STATED PROBLEM: Copy whichever lines contain the string "para".

RECORDED INFORMATION:
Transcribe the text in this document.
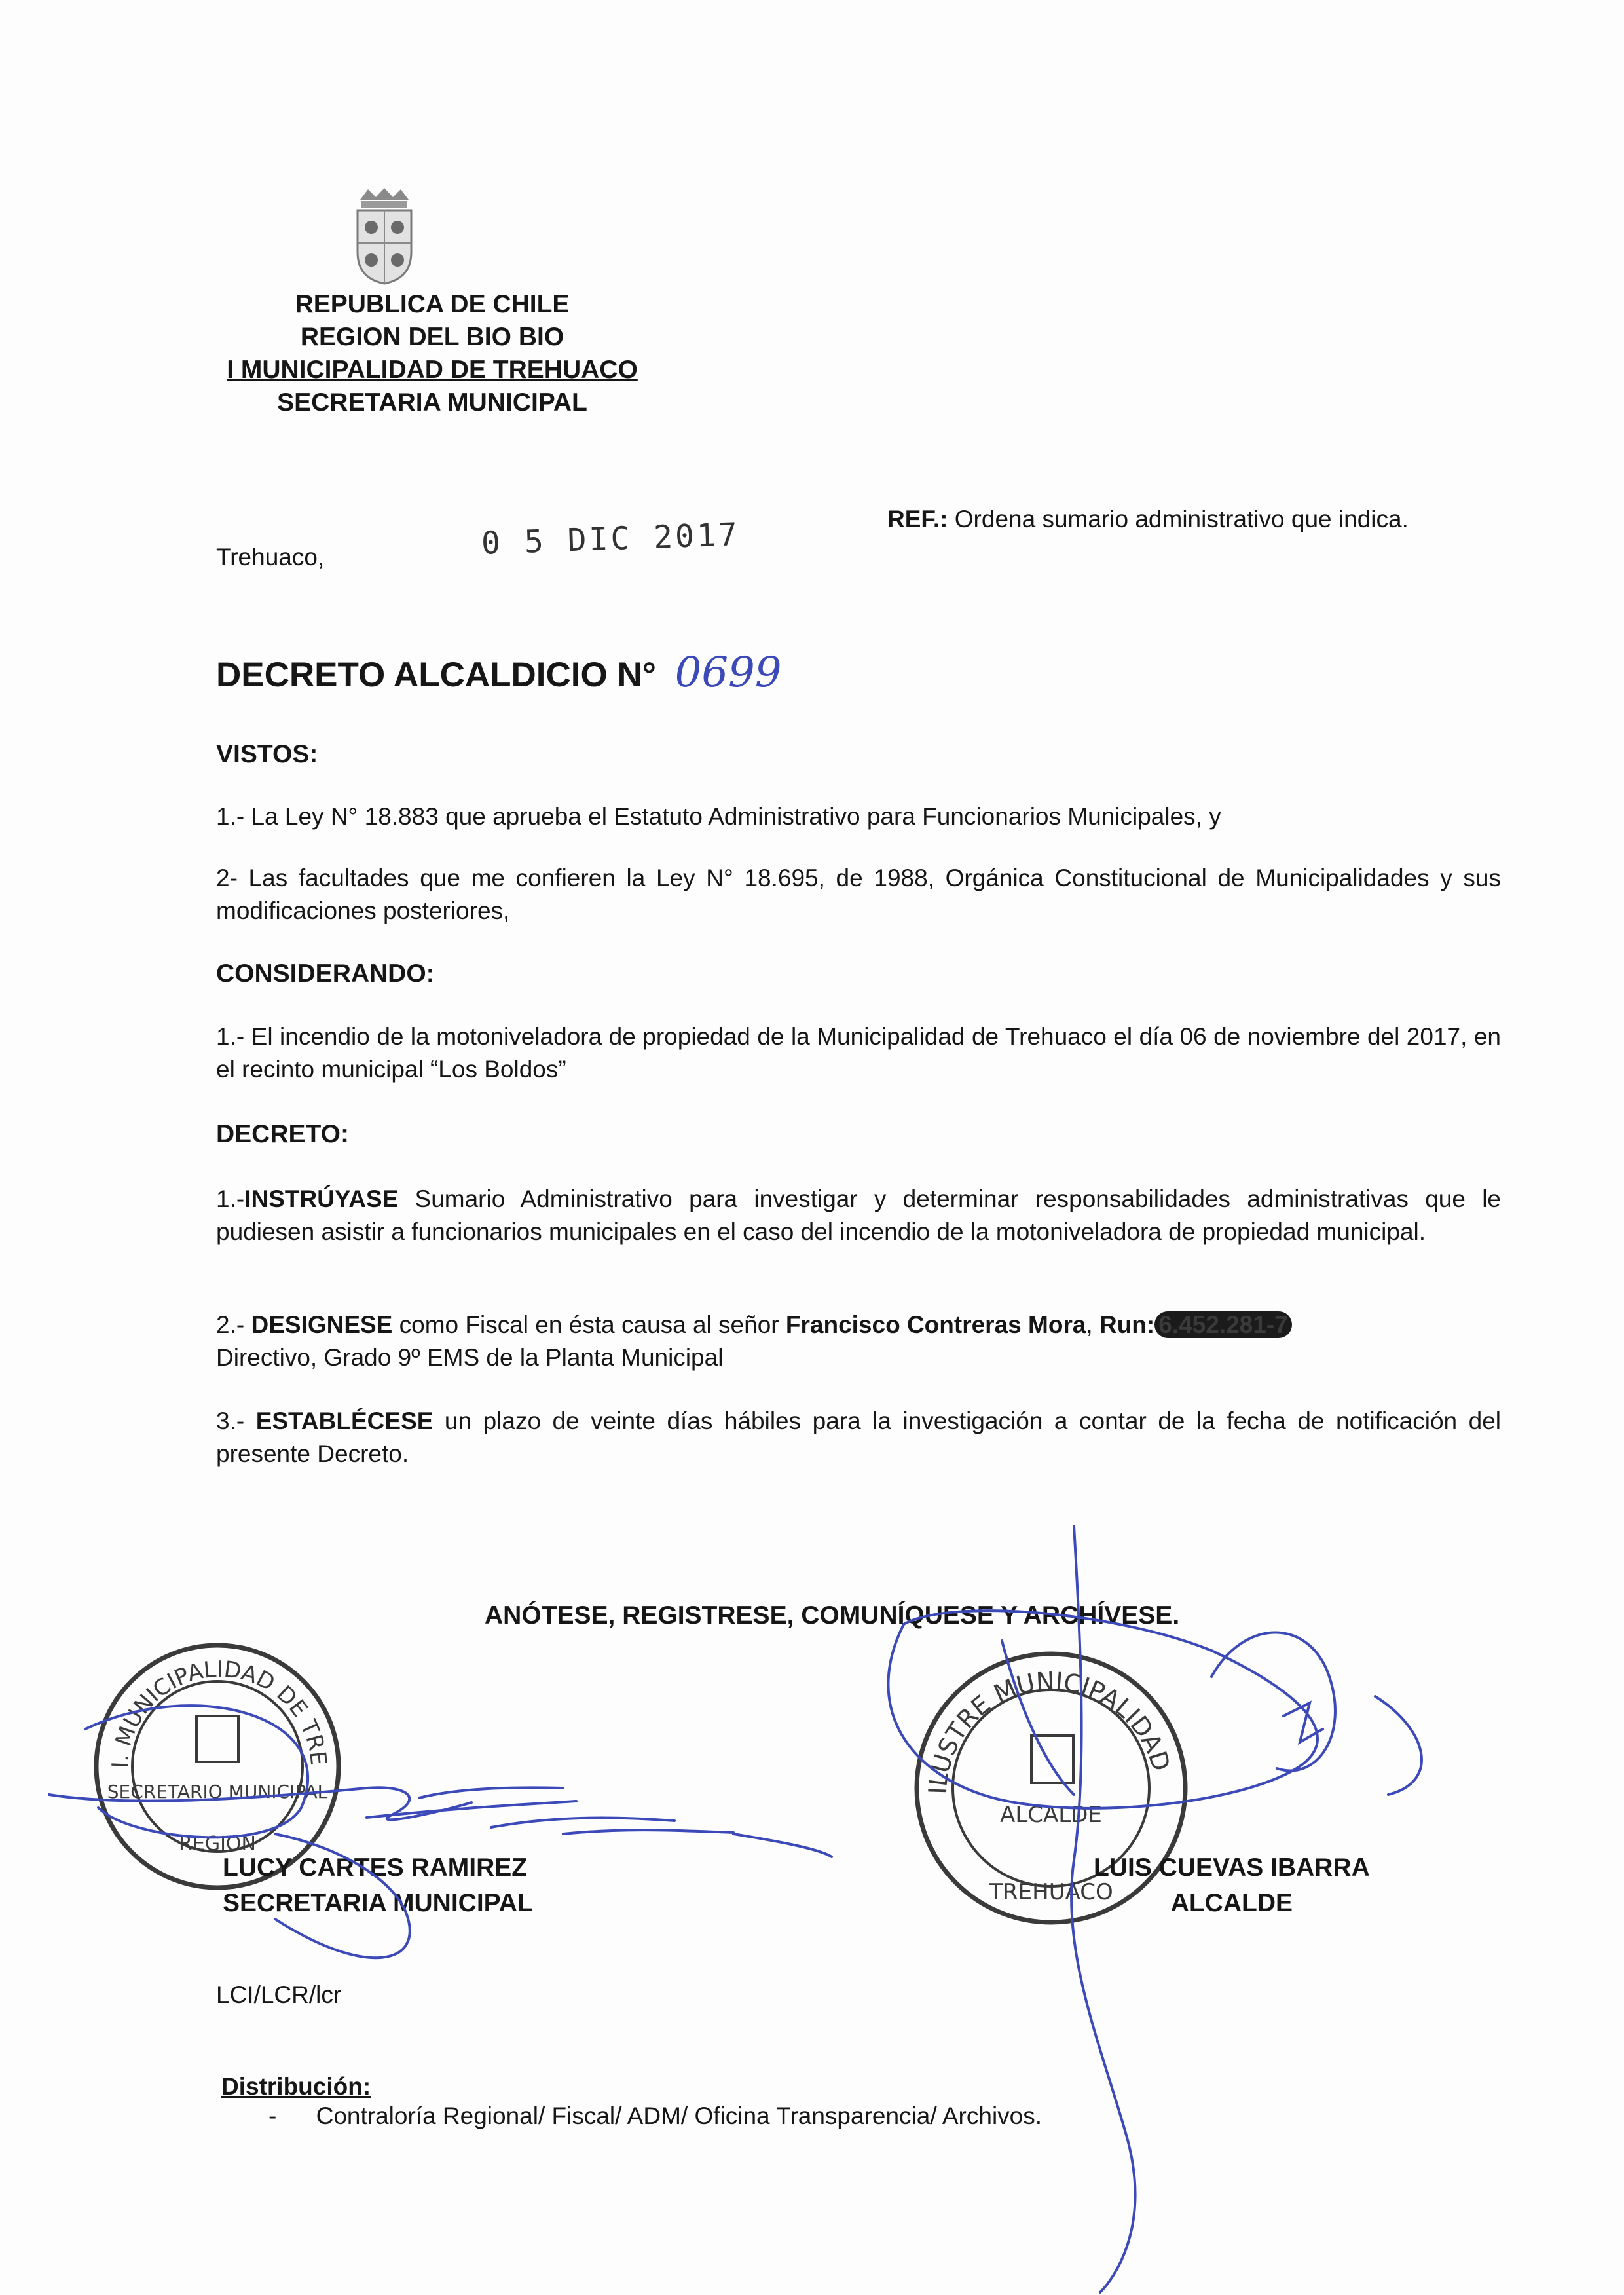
REPUBLICA DE CHILE
REGION DEL BIO BIO
I MUNICIPALIDAD DE TREHUACO
SECRETARIA MUNICIPAL
Trehuaco,	0 5 DIC 2017	REF.: Ordena sumario administrativo que indica.
DECRETO ALCALDICIO N° 0699
VISTOS:
1.- La Ley N° 18.883 que aprueba el Estatuto Administrativo para Funcionarios Municipales, y
2- Las facultades que me confieren la Ley N° 18.695, de 1988, Orgánica Constitucional de Municipalidades y sus modificaciones posteriores,
CONSIDERANDO:
1.- El incendio de la motoniveladora de propiedad de la Municipalidad de Trehuaco el día 06 de noviembre del 2017, en el recinto municipal “Los Boldos”
DECRETO:
1.-INSTRÚYASE Sumario Administrativo para investigar y determinar responsabilidades administrativas que le pudiesen asistir a funcionarios municipales en el caso del incendio de la motoniveladora de propiedad municipal.
2.- DESIGNESE como Fiscal en ésta causa al señor Francisco Contreras Mora, Run: 6.452.281-7
Directivo, Grado 9º EMS de la Planta Municipal
3.- ESTABLÉCESE un plazo de veinte días hábiles para la investigación a contar de la fecha de notificación del presente Decreto.
ANÓTESE, REGISTRESE, COMUNÍQUESE Y ARCHÍVESE.
I. MUNICIPALIDAD DE TRE
SECRETARIO MUNICIPAL
REGION
ILUSTRE MUNICIPALIDAD
ALCALDE
TREHUACO
LUCY CARTES RAMIREZ
SECRETARIA MUNICIPAL
LUIS CUEVAS IBARRA
ALCALDE
LCI/LCR/lcr
Distribución:
- Contraloría Regional/ Fiscal/ ADM/ Oficina Transparencia/ Archivos.
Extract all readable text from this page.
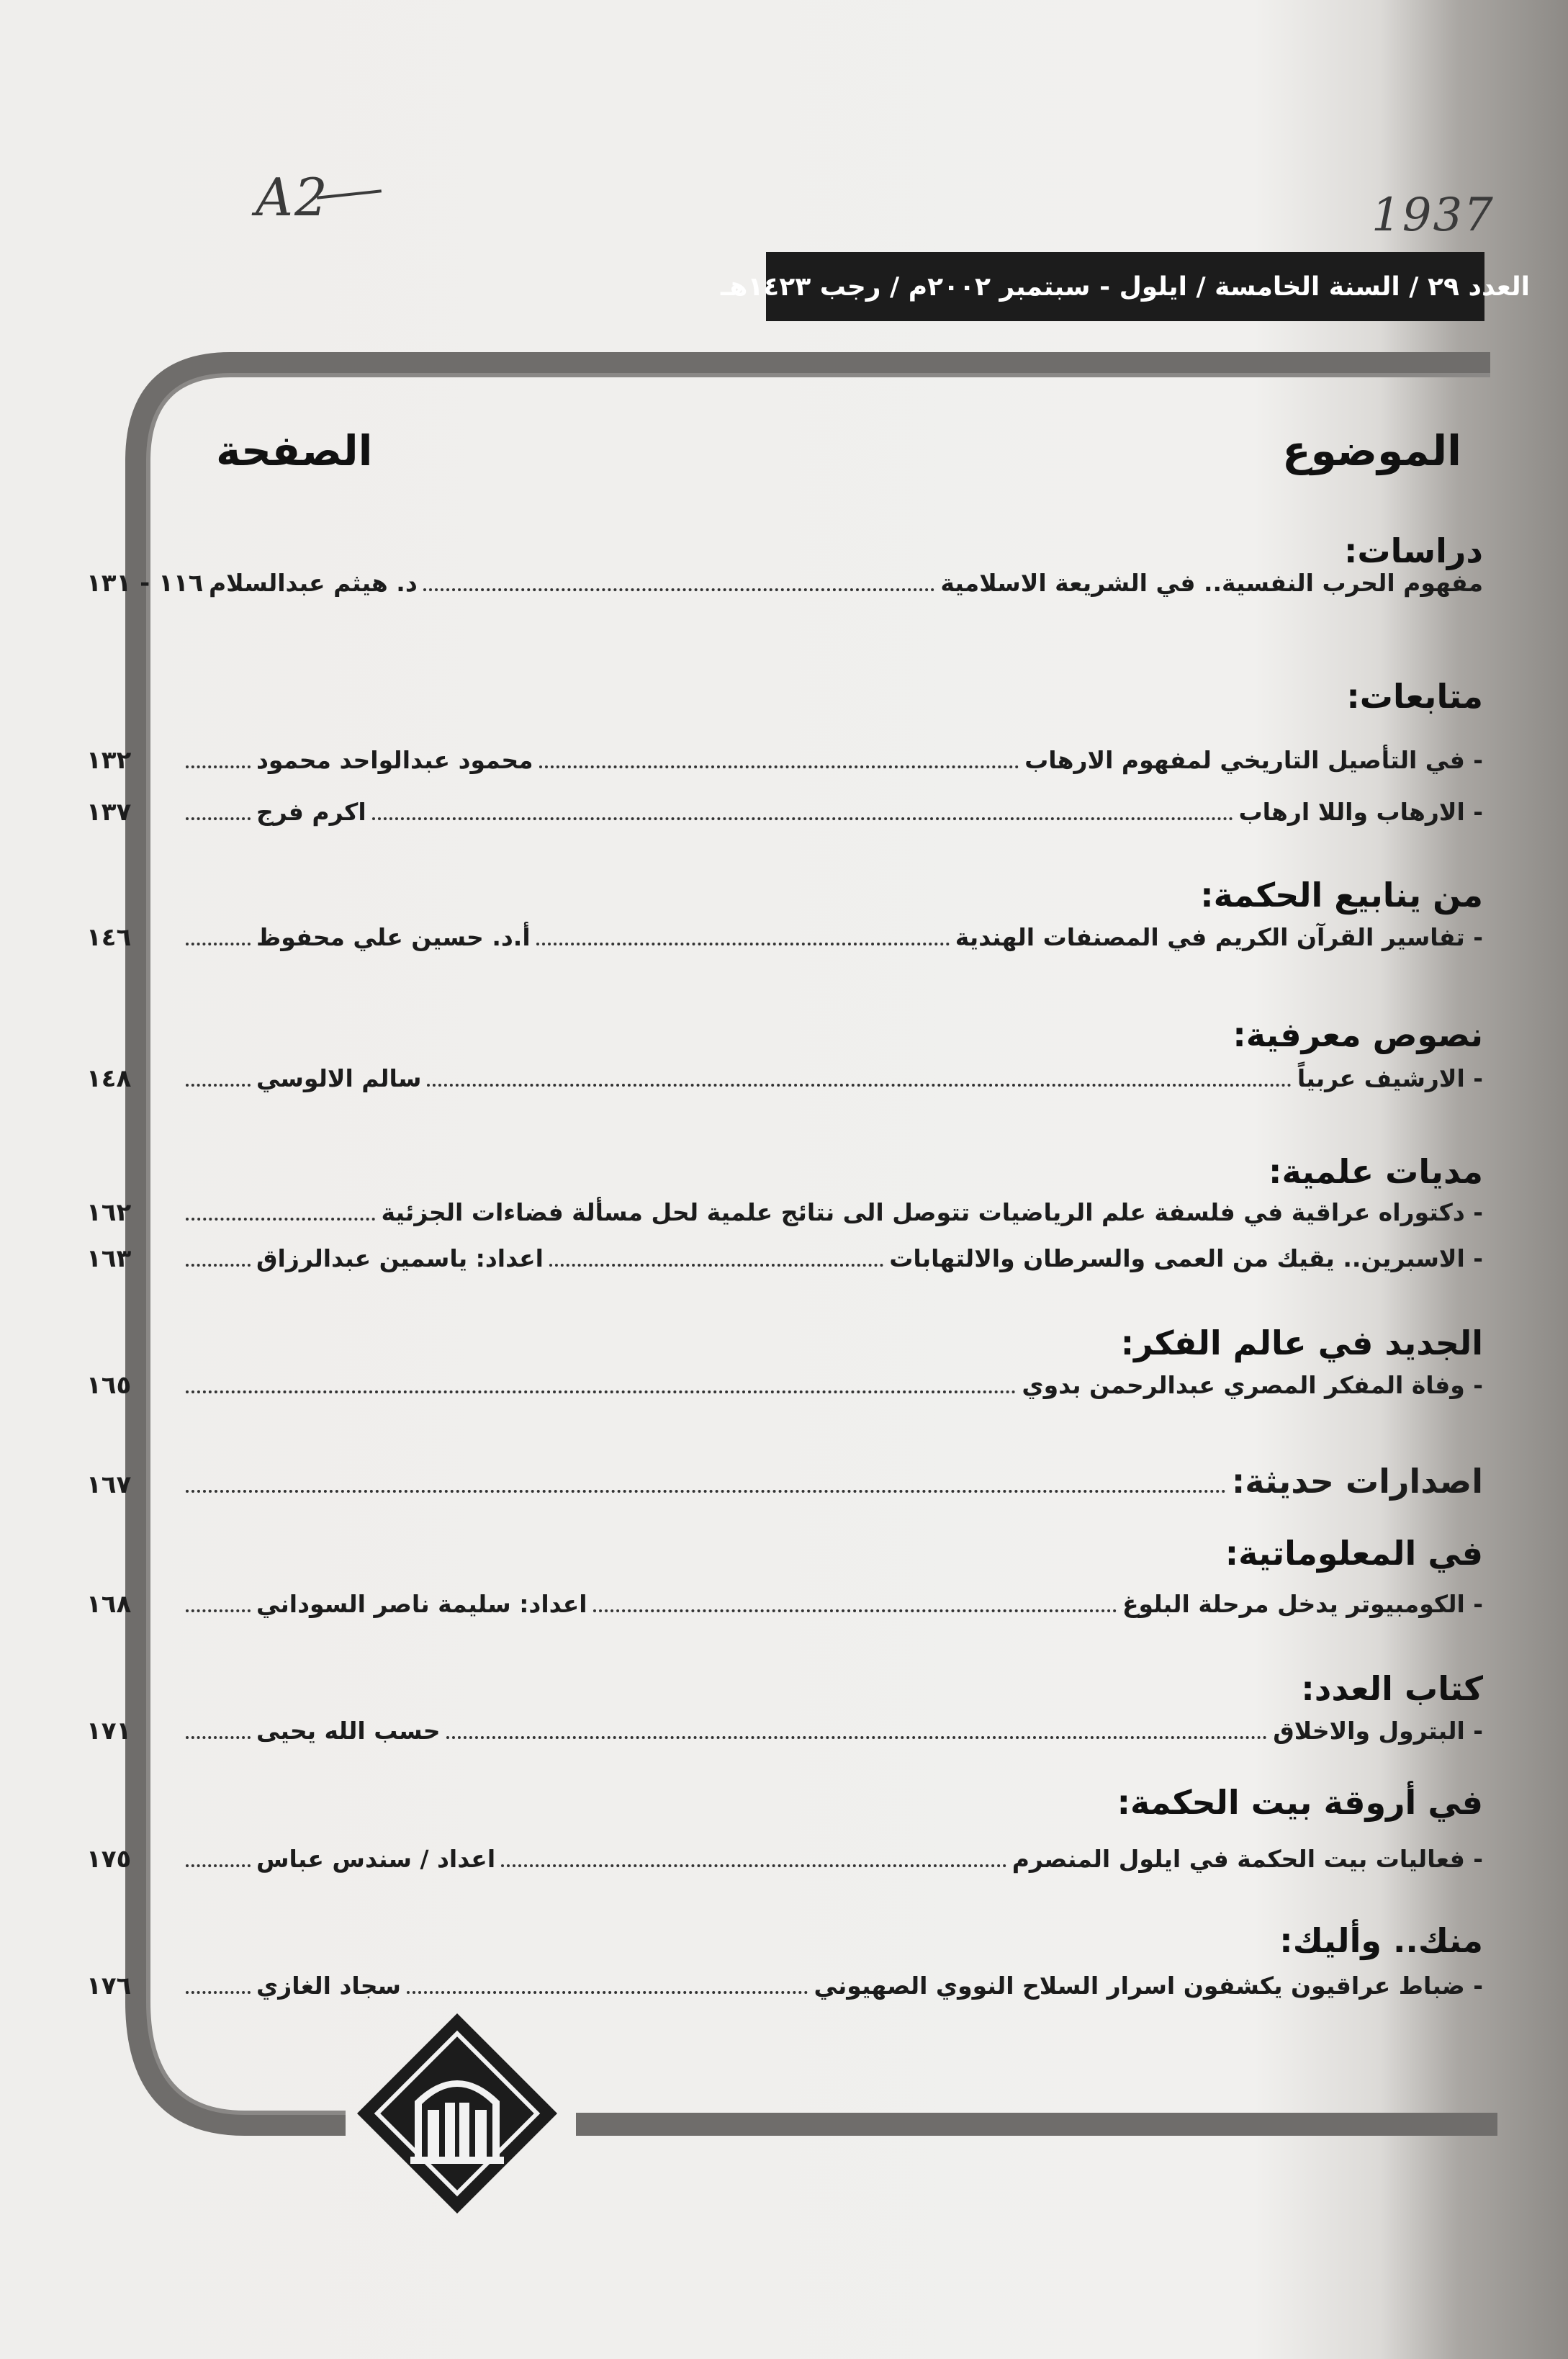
A2	1937
العدد ٢٩ / السنة الخامسة / ايلول - سبتمبر ٢٠٠٢م / رجب ١٤٢٣هـ
الموضوع
الصفحة
دراسات:
مفهوم الحرب النفسية.. في الشريعة الاسلامية
د. هيثم عبدالسلام
١١٦ - ١٣١
متابعات:
- في التأصيل التاريخي لمفهوم الارهاب
محمود عبدالواحد محمود
١٣٢
- الارهاب واللا ارهاب
اكرم فرج
١٣٧
من ينابيع الحكمة:
- تفاسير القرآن الكريم في المصنفات الهندية
أ.د. حسين علي محفوظ
١٤٦
نصوص معرفية:
- الارشيف عربياً
سالم الالوسي
١٤٨
مديات علمية:
- دكتوراه عراقية في فلسفة علم الرياضيات تتوصل الى نتائج علمية لحل مسألة فضاءات الجزئية
١٦٢
- الاسبرين.. يقيك من العمى والسرطان والالتهابات
اعداد: ياسمين عبدالرزاق
١٦٣
الجديد في عالم الفكر:
- وفاة المفكر المصري عبدالرحمن بدوي
١٦٥
اصدارات حديثة:
١٦٧
في المعلوماتية:
- الكومبيوتر يدخل مرحلة البلوغ
اعداد: سليمة ناصر السوداني
١٦٨
كتاب العدد:
- البترول والاخلاق
حسب الله يحيى
١٧١
في أروقة بيت الحكمة:
- فعاليات بيت الحكمة في ايلول المنصرم
اعداد / سندس عباس
١٧٥
منك.. وأليك:
- ضباط عراقيون يكشفون اسرار السلاح النووي الصهيوني
سجاد الغازي
١٧٦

ANSWER TO THE TASK:
1.- La Ley N° 18.883 que aprueba el Estatuto Administrativo para Funcionarios Municipales, y
1.-INSTRÚYASE Sumario Administrativo para investigar y determinar responsabilidades administrativas que le pudiesen asistir a funcionarios municipales en el caso del incendio de la motoniveladora de propiedad municipal.
3.- ESTABLÉCESE un plazo de veinte días hábiles para la investigación a contar de la fecha de notificación del presente Decreto.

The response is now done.